- _Source document_
-- Opening Marker --
Thursday, March 28, 2024

Does Kamala Harris Really Want to Take Away All Americans’ Private Health Plans?

One of the more awkward moments to emerge from the first 2020 Democratic presidential debates occurred when Senator Kamala Harris (D-Calif.) attempted to walk back her support for banning every single private health insurance plan in America.

During the debates, Democrats were given the mother of all lay-up questions when moderators asked candidates to raise their hand if they support banning private health insurance — translation: do you support kicking every single American who gets health insurance through their employer off their plan, no matter how much they like it?

Even in a Democrat field economically illiterate enough to promote ideas such as “postal banking,” taxpayer-funded campaigns, and “Noun-for-All” economic policies (Jobs-for-All, College-for-All, etc.), few were foolish enough to raise their hands in support of one the dumbest, most unpopular policy ideas imaginable. But three did: Senators Bernie Sanders (I-Vt.), Elizabeth Warren (D-Mass.), and Harris.

Well, Harris did, until she didn’t.

New York Times columnist David Brooks lamented the three stooges making the Democratic Party look insane on television, writing:

When Warren and Kamala Harris raised their hands and said that they would eliminate employer-based health insurance, they made the most important gesture of the campaign so far. Over 70 percent of Americans with insurance through their employers are satisfied with their health plan. Warren, Harris and Sanders would take that away.

[…]

According to a Hill-HarrisX survey, only 13 percent of Americans say they would prefer a health insurance system with no private plans. Warren and Sanders pin themselves, and perhaps the Democratic Party, to a 13 percent policy idea. Trump is smiling. [Emphasis added]

Now that Harris has walked back her support for kicking over 150 million Americans off their health insurance plan and forcing them into a government-run solution, can we take her seriously again?

Not quite.

It turns out Harris is also an original co-sponsor of Sanders’ “Medicare-for-All” bill that — you guessed it — bans private health insurance. She literally introduced the bill with him.
-- Closing Marker --
- _Dataset entries_
-- Opening Marker --
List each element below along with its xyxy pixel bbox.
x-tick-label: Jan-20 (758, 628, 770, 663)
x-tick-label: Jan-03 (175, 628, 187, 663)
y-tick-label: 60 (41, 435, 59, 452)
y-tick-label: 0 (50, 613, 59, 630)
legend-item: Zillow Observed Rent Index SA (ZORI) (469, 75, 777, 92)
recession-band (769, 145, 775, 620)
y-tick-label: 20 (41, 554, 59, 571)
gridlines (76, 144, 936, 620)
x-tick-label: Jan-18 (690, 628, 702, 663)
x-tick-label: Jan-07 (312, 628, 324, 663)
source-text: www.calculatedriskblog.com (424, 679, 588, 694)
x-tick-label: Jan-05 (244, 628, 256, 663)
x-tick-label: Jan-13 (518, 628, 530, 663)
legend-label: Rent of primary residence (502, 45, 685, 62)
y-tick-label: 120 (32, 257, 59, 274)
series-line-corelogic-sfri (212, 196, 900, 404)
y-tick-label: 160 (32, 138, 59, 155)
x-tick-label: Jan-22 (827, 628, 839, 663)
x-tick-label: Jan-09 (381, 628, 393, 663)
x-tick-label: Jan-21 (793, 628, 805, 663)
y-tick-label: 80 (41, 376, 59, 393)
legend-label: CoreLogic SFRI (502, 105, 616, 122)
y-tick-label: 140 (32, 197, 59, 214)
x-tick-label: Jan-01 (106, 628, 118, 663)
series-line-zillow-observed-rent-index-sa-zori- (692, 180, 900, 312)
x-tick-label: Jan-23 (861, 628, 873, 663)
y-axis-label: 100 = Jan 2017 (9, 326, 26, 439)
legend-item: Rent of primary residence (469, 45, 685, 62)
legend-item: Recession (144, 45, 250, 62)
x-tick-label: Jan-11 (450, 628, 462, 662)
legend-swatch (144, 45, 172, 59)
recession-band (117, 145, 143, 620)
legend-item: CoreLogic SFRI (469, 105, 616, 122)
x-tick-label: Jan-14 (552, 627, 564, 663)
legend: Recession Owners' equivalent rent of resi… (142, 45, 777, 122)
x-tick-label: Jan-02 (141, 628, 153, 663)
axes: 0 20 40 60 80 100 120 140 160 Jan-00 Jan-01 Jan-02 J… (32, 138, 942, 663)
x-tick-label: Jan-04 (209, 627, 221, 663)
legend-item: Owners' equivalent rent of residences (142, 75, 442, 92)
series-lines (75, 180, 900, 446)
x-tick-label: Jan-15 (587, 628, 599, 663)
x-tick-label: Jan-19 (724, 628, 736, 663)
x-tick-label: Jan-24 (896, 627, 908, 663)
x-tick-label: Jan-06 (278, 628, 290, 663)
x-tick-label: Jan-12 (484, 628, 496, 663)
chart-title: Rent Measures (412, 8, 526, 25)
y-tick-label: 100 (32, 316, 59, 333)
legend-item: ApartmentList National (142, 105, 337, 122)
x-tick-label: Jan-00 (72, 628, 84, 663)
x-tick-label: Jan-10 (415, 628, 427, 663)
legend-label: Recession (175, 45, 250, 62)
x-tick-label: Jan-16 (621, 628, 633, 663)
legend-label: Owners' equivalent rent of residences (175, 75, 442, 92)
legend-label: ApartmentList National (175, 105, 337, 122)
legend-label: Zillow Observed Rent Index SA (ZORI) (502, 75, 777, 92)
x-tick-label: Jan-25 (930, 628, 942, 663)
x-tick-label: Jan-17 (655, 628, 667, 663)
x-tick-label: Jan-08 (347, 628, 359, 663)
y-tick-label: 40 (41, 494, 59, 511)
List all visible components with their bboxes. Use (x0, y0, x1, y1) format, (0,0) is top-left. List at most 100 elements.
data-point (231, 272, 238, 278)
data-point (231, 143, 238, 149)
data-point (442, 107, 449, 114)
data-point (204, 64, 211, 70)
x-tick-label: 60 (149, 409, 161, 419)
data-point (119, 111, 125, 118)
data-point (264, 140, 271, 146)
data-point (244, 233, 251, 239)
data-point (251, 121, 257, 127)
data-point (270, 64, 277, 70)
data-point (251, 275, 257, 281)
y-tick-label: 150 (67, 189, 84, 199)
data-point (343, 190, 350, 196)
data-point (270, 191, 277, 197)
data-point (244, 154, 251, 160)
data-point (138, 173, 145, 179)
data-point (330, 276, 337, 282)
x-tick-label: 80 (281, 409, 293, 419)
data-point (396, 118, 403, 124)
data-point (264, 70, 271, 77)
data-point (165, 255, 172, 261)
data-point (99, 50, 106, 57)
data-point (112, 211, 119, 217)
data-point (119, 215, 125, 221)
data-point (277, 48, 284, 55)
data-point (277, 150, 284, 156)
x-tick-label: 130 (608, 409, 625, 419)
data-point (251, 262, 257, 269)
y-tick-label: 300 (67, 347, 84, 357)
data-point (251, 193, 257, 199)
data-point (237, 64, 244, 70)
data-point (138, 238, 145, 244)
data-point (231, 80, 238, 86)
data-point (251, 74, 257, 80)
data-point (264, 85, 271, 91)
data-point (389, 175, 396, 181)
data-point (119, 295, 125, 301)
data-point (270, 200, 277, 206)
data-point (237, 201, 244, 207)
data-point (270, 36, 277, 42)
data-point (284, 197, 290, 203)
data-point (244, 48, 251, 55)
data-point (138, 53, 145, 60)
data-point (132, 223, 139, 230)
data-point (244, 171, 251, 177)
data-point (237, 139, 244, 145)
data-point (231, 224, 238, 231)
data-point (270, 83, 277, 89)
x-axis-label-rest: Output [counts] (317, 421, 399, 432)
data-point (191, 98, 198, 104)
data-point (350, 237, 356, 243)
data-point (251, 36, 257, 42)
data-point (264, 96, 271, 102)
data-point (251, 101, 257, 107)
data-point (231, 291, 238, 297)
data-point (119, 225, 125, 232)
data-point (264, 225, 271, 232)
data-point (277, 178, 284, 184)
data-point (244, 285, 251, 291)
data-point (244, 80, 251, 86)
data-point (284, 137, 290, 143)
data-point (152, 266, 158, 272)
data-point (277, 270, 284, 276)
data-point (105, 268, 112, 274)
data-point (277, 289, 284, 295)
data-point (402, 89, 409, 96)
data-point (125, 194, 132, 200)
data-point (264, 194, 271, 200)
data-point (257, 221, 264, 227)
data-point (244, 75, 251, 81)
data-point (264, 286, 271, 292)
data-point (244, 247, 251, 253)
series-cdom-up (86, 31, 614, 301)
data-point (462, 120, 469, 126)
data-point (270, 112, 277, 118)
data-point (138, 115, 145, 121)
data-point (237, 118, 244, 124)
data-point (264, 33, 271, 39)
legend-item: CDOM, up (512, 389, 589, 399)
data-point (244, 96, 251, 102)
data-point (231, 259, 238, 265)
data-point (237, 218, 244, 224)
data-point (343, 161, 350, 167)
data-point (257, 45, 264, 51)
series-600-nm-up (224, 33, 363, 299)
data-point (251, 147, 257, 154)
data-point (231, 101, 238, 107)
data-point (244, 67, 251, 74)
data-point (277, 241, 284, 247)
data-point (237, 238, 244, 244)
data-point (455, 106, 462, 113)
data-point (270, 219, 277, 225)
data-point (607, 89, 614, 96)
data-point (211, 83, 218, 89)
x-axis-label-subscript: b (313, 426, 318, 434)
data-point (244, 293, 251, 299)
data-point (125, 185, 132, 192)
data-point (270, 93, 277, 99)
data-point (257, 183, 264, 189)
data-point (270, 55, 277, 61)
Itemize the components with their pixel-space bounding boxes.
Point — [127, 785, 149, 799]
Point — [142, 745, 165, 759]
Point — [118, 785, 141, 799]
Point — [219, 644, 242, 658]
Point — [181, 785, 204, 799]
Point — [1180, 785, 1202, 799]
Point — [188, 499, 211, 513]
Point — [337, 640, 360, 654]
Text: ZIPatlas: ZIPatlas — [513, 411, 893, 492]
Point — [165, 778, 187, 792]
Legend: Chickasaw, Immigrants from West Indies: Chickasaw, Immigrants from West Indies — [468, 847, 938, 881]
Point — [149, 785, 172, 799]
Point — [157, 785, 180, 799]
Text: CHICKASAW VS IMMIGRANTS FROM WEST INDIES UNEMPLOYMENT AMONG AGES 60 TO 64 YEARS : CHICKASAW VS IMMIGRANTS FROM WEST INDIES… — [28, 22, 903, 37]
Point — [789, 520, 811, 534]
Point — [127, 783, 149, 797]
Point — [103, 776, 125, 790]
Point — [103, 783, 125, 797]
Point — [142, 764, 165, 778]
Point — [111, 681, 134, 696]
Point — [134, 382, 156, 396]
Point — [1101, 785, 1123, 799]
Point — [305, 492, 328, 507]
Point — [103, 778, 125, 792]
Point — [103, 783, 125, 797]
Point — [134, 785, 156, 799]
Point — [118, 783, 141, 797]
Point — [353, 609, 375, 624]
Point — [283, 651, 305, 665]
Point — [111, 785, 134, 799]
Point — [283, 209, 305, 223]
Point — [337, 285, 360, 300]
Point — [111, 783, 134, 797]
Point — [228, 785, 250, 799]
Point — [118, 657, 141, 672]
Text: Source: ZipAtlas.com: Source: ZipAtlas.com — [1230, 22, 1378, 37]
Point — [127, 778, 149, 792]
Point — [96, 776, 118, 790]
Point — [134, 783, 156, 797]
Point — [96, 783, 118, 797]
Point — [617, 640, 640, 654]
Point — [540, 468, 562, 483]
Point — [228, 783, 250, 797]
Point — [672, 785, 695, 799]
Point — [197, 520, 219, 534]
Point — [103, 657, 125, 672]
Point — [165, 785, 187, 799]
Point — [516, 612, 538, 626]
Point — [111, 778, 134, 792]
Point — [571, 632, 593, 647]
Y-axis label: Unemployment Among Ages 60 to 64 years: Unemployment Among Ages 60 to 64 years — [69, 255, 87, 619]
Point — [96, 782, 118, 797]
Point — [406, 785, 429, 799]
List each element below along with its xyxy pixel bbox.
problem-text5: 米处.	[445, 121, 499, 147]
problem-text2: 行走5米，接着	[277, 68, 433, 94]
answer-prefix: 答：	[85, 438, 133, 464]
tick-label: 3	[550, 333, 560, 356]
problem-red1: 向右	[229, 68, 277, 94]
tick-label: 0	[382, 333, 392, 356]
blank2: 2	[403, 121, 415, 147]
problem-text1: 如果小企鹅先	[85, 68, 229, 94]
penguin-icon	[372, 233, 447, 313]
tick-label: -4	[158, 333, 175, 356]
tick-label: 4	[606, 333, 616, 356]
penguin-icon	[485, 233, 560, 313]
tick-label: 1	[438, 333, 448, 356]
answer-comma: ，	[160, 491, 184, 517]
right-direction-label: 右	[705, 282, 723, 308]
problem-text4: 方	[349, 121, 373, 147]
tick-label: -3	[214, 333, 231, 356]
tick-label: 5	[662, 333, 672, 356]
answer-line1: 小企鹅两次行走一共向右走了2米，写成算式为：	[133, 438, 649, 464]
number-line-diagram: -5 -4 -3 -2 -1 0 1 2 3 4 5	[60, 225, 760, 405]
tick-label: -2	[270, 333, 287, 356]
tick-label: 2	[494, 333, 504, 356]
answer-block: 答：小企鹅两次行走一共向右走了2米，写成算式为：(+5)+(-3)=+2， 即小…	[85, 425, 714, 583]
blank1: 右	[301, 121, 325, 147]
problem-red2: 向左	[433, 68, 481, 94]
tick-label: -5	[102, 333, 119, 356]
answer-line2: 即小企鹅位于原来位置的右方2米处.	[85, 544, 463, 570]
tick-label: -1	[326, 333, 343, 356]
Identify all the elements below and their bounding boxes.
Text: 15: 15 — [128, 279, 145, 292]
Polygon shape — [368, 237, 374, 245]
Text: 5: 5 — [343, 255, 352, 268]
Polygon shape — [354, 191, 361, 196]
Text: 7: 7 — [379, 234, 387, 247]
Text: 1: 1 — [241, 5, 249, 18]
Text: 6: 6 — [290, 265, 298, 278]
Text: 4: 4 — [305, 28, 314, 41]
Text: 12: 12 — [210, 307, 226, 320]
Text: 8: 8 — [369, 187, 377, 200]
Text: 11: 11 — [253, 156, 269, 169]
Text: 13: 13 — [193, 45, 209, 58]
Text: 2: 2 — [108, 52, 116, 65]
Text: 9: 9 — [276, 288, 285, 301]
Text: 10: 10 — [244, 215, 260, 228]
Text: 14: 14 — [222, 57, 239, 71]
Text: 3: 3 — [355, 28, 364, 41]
-- Closing Marker --
- _Problems to solve_
(a) Reproduce the passage of the article on Kamala Harris and private health insurance between "Thursday, March 28, 2024" and "they like it?", inclusive.
(b) Pick up the article on Kamala Harris and private health insurance after its final sentence and continue writing it.
The rows can be set aside, since nothing here depends on them.

- _Task responses_
(a)
Thursday, March 28, 2024

Does Kamala Harris Really Want to Take Away All Americans’ Private Health Plans?

One of the more awkward moments to emerge from the first 2020 Democratic presidential debates occurred when Senator Kamala Harris (D-Calif.) attempted to walk back her support for banning every single private health insurance plan in America.

During the debates, Democrats were given the mother of all lay-up questions when moderators asked candidates to raise their hand if they support banning private health insurance — translation: do you support kicking every single American who gets health insurance through their employer off their plan, no matter how much they like it?

(b)
The post-debate walk-back is not the first time Harris has tried to mask her support for a government takeover of the health insurance market. Check out this exchange she had with Jake Tapper at a CNN town hall back in January:

TAPPER: … initially co-sponsored by Senator Bernie Sanders. You’re also a co-sponsor onto it. I believe it will totally eliminate private insurance. So for people out there who like their insurance, they don’t get to keep it? 

HARRIS: Well, listen, the idea is that everyone gets access to medical care, and you don’t have to go through the process of going through an insurance company, having them give you approval, going through the paperwork, all of the delay that may require. Who of us has not had that situation, where you’ve got to wait for approval, and the doctor says, well, I don’t know if your insurance company is going to cover this? Let’s eliminate all of that. Let’s move on.

Senator Harris — why the dodgy answer? You introduced the bill! 

Or, Senator Harris, if you don’t support your own legislation, why is it so hard to say, “Okay, maybe kicking 150-plus million Americans off their health insurance plans is kinda crazy.”

With Harris rising in the polls since her debate performance, I hope she will begin pushing back against “Medicare-for-All” and its ban on private health insurance when she next takes the debate stage.

But will she? Or will she fall back to defending “Medicare-for-All” — a bill, once again, that bans private health insurance and that she introduced?

Will the real Kamala Harris please stand up?